## Goal
Pull every line that holds the word "xlabel" from the entries.
___ Input material ___
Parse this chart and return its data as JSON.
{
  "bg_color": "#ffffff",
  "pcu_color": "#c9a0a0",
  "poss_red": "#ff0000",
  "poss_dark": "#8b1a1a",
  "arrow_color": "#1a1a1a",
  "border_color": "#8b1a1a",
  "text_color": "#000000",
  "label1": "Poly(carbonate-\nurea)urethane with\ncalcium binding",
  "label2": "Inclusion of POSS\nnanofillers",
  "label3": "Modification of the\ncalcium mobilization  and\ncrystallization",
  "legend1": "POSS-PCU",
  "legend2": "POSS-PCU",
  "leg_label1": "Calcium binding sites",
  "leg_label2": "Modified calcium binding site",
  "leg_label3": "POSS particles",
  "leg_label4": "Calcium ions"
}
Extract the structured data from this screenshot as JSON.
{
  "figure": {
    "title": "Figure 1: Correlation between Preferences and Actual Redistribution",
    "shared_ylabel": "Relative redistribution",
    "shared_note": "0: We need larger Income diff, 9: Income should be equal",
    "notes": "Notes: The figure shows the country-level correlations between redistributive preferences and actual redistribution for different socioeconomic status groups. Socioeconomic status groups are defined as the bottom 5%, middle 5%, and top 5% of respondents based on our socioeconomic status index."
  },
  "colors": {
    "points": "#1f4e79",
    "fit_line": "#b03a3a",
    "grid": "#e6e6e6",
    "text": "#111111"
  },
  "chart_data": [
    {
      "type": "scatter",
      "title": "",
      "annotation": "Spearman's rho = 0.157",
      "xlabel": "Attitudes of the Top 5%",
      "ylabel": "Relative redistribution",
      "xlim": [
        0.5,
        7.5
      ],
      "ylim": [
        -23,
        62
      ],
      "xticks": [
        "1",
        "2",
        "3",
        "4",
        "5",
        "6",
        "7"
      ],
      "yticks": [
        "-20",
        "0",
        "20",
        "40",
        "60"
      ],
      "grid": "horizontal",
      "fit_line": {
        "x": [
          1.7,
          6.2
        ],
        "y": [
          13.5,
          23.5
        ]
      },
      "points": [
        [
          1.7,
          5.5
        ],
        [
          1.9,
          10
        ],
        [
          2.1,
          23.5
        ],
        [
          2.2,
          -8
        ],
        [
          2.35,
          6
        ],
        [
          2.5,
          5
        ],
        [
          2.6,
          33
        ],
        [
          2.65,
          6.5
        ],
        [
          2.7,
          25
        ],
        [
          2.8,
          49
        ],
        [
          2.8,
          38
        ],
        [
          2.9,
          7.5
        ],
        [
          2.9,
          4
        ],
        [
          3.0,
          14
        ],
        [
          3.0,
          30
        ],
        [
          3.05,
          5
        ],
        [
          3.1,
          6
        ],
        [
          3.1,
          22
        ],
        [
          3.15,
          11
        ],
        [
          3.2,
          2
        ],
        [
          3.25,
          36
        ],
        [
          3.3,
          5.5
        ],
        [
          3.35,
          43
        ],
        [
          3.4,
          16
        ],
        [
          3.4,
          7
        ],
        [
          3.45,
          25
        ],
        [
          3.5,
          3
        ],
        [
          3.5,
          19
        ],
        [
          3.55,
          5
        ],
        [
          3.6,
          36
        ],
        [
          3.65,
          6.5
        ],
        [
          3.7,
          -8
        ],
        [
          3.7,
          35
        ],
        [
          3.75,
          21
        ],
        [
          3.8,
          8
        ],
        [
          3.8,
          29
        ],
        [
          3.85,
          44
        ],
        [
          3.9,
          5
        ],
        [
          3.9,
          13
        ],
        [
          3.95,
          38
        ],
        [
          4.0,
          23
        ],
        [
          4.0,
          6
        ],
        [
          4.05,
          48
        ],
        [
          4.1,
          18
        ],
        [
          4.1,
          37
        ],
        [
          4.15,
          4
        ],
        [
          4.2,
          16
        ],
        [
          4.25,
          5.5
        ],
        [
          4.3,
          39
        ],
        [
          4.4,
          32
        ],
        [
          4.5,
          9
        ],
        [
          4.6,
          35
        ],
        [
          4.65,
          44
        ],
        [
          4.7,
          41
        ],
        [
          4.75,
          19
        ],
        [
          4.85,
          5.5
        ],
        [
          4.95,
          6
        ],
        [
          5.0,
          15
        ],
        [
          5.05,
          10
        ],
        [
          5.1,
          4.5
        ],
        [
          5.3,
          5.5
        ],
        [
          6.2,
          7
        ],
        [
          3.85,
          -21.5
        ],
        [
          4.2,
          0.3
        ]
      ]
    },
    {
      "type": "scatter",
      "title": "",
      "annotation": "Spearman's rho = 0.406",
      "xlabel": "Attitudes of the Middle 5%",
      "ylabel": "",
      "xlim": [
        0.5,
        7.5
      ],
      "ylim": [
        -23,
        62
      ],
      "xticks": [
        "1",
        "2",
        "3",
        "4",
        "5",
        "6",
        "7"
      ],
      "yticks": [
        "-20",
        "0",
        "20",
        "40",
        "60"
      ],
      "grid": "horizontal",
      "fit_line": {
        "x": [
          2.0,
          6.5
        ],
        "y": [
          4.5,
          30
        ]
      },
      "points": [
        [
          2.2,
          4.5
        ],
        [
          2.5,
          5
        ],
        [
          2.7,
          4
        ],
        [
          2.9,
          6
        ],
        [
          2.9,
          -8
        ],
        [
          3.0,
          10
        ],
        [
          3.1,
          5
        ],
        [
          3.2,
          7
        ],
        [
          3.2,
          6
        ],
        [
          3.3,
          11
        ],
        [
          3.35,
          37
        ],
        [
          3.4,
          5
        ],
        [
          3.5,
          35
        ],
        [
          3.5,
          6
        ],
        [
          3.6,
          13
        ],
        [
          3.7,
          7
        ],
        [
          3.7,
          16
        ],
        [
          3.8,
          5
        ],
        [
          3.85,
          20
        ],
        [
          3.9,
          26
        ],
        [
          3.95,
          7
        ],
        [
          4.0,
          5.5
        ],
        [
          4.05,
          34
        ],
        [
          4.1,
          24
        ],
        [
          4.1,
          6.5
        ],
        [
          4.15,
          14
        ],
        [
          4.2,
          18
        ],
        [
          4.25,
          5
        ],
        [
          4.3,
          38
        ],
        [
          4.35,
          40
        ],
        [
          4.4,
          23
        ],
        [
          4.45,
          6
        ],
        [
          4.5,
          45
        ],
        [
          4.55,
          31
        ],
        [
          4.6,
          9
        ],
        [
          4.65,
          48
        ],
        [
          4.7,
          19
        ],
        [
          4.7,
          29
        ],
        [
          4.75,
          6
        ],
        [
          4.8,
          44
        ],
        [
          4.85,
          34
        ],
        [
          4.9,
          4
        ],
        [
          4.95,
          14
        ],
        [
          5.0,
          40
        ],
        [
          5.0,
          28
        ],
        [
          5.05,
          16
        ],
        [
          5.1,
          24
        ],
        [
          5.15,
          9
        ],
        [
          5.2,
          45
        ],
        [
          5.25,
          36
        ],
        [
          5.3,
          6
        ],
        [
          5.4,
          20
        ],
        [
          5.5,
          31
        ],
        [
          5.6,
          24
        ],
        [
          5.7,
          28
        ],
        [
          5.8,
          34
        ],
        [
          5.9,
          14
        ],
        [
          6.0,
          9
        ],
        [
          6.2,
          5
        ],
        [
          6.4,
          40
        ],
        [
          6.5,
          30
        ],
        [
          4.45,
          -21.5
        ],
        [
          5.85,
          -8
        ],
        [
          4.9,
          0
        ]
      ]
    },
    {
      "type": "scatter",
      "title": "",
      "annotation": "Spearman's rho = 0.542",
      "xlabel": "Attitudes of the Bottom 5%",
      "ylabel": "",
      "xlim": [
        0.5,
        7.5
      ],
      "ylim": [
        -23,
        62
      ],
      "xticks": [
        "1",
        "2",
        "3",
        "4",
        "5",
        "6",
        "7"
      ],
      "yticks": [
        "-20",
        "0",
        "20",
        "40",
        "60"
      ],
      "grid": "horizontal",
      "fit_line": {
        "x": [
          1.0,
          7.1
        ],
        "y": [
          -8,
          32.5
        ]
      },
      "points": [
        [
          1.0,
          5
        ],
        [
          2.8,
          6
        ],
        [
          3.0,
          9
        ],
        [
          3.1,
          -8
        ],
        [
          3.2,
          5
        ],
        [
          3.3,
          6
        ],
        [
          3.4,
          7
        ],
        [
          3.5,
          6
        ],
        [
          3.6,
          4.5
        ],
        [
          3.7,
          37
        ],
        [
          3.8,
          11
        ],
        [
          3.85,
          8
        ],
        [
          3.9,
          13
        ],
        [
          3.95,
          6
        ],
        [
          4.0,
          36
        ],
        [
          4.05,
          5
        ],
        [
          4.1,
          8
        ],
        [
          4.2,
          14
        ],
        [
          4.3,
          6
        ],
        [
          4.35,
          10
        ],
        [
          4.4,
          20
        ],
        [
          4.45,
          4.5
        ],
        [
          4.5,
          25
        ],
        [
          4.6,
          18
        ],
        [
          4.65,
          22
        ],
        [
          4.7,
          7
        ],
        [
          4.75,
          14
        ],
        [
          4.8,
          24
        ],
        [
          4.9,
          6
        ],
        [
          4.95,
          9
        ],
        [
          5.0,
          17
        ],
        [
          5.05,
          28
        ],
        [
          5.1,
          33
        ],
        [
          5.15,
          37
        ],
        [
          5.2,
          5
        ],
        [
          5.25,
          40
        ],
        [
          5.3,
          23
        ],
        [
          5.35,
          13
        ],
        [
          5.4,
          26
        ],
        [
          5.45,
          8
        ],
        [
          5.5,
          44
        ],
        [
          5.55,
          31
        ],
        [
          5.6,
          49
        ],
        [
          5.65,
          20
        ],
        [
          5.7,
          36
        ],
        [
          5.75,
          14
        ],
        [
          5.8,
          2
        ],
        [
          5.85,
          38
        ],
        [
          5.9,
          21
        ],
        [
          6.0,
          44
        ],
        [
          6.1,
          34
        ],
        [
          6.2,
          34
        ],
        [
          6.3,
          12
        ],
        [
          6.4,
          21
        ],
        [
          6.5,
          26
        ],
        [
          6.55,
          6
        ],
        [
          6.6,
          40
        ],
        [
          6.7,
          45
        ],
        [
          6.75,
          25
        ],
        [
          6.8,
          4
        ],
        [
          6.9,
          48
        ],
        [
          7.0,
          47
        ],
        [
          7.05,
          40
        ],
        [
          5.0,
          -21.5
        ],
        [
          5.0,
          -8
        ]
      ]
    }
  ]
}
___
## Result of this task
      "xlabel": "Attitudes of the Top 5%",
      "xlabel": "Attitudes of the Middle 5%",
      "xlabel": "Attitudes of the Bottom 5%",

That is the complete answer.